REQUIREMENT => Pick out and copy every line below that has the word "Temperature".

MATERIAL FOR THIS EXERCISE =>
>> begin

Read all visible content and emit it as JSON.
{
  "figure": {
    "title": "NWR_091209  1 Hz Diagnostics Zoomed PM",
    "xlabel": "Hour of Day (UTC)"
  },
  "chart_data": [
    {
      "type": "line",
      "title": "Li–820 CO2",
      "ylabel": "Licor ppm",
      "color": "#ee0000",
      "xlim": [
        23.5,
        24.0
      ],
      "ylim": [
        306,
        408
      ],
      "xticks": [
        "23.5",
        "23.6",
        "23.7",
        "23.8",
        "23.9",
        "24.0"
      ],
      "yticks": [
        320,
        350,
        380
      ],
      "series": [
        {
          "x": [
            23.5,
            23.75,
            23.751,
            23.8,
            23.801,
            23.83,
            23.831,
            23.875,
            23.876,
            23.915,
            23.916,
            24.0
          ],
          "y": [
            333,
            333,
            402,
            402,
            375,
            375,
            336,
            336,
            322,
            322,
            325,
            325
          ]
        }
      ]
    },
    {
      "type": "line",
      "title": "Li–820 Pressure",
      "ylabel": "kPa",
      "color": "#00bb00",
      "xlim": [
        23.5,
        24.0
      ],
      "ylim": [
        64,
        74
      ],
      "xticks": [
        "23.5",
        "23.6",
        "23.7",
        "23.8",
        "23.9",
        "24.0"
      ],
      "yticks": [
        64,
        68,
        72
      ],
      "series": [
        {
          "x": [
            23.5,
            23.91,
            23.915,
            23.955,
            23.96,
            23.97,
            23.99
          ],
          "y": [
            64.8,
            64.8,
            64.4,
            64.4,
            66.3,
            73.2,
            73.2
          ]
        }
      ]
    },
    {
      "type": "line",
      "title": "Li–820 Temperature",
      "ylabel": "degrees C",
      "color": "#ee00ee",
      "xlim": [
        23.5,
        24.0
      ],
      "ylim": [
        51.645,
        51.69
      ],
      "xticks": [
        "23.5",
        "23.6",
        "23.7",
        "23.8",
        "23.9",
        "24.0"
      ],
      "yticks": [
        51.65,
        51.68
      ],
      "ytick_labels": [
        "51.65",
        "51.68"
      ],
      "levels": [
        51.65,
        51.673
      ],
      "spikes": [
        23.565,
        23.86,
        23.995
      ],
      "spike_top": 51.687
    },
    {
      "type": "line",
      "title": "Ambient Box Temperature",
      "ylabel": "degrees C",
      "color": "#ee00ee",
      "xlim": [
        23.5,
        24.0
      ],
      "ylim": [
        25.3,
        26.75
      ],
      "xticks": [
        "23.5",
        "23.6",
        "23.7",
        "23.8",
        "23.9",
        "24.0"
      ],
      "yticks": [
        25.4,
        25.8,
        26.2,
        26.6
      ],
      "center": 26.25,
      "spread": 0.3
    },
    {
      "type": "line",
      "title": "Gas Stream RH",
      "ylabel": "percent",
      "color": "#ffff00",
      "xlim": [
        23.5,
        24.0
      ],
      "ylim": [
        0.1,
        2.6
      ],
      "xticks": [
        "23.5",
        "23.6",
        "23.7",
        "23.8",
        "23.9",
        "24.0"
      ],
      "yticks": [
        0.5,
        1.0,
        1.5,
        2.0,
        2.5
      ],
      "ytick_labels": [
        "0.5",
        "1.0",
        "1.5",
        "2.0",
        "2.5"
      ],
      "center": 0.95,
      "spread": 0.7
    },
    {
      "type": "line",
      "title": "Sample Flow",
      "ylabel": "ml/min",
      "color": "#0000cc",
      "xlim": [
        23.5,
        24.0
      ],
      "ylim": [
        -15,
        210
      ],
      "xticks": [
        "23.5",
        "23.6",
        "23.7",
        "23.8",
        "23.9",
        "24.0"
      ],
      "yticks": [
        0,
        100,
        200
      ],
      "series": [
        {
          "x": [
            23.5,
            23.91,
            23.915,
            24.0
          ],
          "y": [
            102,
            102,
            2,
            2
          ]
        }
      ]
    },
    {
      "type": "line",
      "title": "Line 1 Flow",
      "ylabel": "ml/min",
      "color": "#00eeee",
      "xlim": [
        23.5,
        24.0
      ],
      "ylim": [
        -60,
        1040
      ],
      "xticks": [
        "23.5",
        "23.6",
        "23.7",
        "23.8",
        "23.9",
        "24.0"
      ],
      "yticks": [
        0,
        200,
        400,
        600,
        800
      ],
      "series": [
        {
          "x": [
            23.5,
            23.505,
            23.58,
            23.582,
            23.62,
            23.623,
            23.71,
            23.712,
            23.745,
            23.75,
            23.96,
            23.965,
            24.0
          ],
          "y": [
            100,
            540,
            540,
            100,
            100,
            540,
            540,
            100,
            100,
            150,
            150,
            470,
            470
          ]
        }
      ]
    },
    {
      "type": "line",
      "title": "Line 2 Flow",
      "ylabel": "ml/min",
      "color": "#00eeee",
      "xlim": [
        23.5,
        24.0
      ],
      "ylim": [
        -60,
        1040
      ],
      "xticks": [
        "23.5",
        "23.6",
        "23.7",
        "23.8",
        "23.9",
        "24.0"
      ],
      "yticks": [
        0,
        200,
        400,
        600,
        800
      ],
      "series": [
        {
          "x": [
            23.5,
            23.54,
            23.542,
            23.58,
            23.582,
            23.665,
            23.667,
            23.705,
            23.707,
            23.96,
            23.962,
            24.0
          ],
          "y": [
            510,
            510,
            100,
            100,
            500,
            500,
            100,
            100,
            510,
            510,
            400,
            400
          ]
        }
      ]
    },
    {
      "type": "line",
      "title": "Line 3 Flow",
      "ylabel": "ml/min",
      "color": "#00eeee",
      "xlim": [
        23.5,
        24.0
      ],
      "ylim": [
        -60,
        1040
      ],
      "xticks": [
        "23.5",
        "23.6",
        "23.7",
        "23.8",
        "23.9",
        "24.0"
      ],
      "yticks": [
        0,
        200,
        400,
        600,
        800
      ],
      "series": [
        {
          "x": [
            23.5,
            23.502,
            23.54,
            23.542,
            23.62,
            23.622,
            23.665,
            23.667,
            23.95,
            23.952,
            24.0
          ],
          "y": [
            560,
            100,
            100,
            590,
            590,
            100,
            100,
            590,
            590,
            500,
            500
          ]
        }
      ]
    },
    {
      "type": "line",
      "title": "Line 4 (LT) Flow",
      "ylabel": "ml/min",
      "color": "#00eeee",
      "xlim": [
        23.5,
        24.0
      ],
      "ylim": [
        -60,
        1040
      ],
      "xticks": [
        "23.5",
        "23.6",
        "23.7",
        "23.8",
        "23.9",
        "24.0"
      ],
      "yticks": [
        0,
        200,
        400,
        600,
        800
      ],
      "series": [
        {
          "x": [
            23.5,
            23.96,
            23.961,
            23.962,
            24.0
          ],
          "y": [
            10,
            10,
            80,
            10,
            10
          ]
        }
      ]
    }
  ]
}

>> end

SOLUTION TO THE PROBLEM =>
      "title": "Li–820 Temperature",
      "title": "Ambient Box Temperature",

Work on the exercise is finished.